** START **

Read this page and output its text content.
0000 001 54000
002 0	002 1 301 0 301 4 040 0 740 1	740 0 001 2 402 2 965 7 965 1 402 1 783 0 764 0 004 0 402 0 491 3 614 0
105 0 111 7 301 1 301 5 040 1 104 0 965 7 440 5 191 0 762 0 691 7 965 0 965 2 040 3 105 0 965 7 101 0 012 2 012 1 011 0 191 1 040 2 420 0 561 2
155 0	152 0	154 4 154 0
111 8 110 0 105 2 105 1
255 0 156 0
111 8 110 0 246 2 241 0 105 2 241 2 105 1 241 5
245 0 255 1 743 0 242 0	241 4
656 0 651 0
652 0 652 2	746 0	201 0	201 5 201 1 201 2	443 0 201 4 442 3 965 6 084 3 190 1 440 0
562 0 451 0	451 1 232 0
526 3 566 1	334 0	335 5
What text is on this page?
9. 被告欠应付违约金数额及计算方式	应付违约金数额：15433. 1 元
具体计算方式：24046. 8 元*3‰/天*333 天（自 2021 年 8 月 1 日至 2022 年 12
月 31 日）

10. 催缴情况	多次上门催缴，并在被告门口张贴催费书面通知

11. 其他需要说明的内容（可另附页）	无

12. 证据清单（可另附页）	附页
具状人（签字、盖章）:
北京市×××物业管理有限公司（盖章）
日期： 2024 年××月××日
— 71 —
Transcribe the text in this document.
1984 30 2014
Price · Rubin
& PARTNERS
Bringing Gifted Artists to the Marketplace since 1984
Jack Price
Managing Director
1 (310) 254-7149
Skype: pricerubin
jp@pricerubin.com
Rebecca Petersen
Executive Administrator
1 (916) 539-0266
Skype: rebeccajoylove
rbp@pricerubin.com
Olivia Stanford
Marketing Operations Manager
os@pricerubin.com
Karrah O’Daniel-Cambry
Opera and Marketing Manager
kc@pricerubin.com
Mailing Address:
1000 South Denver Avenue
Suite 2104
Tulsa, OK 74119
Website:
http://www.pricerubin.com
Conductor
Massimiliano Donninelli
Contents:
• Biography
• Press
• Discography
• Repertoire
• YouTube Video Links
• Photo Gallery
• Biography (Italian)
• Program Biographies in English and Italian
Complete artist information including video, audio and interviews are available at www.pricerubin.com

** END **

**Work to do:**
Repeat the entries shown above, every one, word for word.

**Output for this exercise:**
Read this page and output its text content.
0000 001 54000
002 0	002 1 301 0 301 4 040 0 740 1	740 0 001 2 402 2 965 7 965 1 402 1 783 0 764 0 004 0 402 0 491 3 614 0
105 0 111 7 301 1 301 5 040 1 104 0 965 7 440 5 191 0 762 0 691 7 965 0 965 2 040 3 105 0 965 7 101 0 012 2 012 1 011 0 191 1 040 2 420 0 561 2
155 0	152 0	154 4 154 0
111 8 110 0 105 2 105 1
255 0 156 0
111 8 110 0 246 2 241 0 105 2 241 2 105 1 241 5
245 0 255 1 743 0 242 0	241 4
656 0 651 0
652 0 652 2	746 0	201 0	201 5 201 1 201 2	443 0 201 4 442 3 965 6 084 3 190 1 440 0
562 0 451 0	451 1 232 0
526 3 566 1	334 0	335 5
What text is on this page?
9. 被告欠应付违约金数额及计算方式	应付违约金数额：15433. 1 元
具体计算方式：24046. 8 元*3‰/天*333 天（自 2021 年 8 月 1 日至 2022 年 12
月 31 日）

10. 催缴情况	多次上门催缴，并在被告门口张贴催费书面通知

11. 其他需要说明的内容（可另附页）	无

12. 证据清单（可另附页）	附页
具状人（签字、盖章）:
北京市×××物业管理有限公司（盖章）
日期： 2024 年××月××日
— 71 —
Transcribe the text in this document.
1984 30 2014
Price · Rubin
& PARTNERS
Bringing Gifted Artists to the Marketplace since 1984
Jack Price
Managing Director
1 (310) 254-7149
Skype: pricerubin
jp@pricerubin.com
Rebecca Petersen
Executive Administrator
1 (916) 539-0266
Skype: rebeccajoylove
rbp@pricerubin.com
Olivia Stanford
Marketing Operations Manager
os@pricerubin.com
Karrah O’Daniel-Cambry
Opera and Marketing Manager
kc@pricerubin.com
Mailing Address:
1000 South Denver Avenue
Suite 2104
Tulsa, OK 74119
Website:
http://www.pricerubin.com
Conductor
Massimiliano Donninelli
Contents:
• Biography
• Press
• Discography
• Repertoire
• YouTube Video Links
• Photo Gallery
• Biography (Italian)
• Program Biographies in English and Italian
Complete artist information including video, audio and interviews are available at www.pricerubin.com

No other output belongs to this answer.